─── SUPPLIED DATA
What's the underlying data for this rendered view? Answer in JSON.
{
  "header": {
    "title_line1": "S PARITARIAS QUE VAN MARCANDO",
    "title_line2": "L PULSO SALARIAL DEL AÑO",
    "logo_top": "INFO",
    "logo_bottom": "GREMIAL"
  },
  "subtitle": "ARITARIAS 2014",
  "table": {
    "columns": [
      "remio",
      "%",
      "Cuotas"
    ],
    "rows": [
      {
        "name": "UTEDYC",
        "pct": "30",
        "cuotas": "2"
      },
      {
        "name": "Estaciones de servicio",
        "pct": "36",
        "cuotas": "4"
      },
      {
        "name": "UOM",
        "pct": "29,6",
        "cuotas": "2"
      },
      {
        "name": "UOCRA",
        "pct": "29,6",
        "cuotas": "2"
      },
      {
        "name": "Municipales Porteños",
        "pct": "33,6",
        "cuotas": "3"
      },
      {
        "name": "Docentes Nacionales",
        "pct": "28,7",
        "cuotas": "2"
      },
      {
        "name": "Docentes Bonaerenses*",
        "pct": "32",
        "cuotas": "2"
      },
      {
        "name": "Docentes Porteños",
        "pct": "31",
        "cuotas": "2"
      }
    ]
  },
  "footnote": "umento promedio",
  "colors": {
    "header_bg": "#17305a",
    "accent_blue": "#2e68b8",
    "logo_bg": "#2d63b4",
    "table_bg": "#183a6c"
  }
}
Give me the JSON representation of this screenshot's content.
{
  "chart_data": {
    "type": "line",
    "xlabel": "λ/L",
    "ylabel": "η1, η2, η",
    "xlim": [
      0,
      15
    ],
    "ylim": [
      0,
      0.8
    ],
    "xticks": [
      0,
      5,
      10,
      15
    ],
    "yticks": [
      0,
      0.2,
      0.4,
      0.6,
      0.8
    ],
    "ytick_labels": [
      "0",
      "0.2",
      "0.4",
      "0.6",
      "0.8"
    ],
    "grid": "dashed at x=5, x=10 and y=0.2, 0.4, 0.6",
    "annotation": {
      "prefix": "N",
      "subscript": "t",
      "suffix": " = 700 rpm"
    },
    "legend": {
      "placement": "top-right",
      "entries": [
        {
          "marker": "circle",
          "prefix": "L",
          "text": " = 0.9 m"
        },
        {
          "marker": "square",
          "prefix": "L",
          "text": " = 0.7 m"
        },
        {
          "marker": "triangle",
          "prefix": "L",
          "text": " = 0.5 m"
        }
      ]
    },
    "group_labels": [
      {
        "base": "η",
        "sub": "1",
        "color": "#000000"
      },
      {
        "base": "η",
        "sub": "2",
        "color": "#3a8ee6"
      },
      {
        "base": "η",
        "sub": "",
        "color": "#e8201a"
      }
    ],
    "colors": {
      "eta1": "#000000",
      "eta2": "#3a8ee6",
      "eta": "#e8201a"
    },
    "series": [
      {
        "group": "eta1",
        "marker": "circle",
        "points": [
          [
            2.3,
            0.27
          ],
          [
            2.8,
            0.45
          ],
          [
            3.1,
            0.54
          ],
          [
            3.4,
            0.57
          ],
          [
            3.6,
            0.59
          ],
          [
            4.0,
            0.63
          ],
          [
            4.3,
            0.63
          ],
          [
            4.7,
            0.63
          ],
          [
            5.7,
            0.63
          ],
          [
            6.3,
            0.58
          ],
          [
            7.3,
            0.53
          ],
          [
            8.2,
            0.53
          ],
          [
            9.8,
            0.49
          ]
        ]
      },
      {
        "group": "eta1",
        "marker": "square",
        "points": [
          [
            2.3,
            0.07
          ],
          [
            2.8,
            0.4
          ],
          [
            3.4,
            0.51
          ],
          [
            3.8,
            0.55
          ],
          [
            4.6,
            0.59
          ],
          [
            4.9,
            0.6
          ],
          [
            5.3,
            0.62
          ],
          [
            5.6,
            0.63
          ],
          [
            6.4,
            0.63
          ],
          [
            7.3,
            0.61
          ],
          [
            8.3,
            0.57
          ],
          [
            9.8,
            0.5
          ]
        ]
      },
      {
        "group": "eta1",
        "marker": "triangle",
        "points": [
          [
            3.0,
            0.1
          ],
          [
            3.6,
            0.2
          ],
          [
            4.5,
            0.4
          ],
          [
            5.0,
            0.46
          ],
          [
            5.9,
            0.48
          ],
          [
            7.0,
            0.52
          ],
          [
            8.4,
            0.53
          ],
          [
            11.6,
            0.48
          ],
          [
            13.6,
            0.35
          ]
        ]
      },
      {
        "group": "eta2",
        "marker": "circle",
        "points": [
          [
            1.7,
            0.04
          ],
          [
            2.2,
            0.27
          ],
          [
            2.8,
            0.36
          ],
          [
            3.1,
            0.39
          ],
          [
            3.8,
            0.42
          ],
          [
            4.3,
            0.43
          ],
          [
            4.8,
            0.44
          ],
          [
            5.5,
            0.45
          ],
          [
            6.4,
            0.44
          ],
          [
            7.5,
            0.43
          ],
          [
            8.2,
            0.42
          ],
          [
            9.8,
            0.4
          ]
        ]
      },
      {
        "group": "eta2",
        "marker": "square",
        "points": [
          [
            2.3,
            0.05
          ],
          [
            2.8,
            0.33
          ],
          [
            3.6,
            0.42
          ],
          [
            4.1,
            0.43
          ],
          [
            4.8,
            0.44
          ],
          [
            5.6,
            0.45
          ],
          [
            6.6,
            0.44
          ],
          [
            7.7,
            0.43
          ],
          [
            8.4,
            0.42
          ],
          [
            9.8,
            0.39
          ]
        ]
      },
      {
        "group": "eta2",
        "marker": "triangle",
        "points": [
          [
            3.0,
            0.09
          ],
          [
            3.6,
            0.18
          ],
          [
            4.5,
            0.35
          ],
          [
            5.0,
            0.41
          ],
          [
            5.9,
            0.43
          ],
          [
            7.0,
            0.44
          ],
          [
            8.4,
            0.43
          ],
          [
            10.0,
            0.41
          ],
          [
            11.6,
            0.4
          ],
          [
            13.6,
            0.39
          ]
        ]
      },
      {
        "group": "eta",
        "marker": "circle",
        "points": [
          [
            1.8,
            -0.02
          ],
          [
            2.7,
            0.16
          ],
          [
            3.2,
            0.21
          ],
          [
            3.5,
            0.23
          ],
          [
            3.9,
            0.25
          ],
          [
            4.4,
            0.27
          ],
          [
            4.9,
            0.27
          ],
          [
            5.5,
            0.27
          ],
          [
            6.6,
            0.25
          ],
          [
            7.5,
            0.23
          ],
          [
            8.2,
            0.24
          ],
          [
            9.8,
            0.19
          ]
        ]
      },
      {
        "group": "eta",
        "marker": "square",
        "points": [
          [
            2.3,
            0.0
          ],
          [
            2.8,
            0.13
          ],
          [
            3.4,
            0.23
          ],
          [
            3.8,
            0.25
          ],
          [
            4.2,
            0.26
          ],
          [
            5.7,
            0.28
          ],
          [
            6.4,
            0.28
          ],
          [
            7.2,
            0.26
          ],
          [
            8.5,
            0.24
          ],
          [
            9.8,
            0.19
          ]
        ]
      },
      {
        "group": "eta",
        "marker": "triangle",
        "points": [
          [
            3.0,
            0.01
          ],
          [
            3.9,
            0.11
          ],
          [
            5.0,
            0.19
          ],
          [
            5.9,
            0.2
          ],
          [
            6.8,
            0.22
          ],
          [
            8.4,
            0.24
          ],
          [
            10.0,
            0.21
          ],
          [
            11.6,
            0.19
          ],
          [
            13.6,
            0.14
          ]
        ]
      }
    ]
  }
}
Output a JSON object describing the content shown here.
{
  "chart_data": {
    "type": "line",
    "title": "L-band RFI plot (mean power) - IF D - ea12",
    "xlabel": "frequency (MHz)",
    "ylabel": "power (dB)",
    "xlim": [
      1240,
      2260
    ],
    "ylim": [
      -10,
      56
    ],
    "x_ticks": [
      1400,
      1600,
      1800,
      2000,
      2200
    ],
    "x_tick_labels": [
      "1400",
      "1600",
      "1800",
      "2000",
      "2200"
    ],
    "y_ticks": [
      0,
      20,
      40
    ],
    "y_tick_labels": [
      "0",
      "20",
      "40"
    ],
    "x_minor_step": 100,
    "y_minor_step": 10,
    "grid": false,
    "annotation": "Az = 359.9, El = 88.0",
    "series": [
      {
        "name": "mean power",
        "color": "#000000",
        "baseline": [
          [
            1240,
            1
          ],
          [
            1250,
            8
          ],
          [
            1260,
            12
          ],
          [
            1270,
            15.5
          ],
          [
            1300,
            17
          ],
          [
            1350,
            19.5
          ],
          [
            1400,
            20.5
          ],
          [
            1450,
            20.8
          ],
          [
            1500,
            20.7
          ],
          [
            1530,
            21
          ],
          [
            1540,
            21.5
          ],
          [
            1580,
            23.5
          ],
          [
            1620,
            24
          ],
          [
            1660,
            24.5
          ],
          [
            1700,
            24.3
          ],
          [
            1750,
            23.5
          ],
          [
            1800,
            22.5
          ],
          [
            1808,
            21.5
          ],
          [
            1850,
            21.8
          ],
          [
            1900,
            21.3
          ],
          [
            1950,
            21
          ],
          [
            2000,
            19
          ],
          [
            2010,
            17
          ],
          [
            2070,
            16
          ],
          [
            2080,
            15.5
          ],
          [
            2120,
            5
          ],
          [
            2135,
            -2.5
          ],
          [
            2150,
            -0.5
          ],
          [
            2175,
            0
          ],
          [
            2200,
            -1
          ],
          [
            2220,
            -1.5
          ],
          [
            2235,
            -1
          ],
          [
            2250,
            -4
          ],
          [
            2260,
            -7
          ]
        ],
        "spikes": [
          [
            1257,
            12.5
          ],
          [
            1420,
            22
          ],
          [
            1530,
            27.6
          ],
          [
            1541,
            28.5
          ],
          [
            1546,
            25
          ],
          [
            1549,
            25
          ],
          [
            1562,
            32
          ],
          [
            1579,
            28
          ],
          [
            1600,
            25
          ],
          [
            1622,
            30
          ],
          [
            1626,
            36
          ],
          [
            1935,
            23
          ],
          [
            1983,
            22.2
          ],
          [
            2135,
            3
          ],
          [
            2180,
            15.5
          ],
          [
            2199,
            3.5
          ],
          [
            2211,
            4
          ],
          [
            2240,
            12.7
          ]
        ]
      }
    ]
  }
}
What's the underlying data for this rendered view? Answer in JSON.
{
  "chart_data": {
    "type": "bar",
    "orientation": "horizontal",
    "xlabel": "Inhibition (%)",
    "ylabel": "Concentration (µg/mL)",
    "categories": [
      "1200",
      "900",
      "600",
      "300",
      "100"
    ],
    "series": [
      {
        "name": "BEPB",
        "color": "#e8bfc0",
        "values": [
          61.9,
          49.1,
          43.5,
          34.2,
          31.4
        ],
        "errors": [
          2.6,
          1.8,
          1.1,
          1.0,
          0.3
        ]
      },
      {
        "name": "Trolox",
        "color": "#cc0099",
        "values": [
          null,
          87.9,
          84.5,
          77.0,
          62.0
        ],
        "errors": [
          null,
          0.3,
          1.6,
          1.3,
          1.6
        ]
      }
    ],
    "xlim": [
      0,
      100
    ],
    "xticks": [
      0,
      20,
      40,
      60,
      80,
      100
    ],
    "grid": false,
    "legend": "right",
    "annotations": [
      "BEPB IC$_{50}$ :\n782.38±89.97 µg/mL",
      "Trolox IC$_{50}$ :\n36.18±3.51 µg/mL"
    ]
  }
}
──────
> **WHAT YOU SHOULD DO**
Read the entries and pick out all lines that include the word "xlabel".

> **REPLY**
    "xlabel": "λ/L",
    "xlabel": "frequency (MHz)",
    "xlabel": "Inhibition (%)",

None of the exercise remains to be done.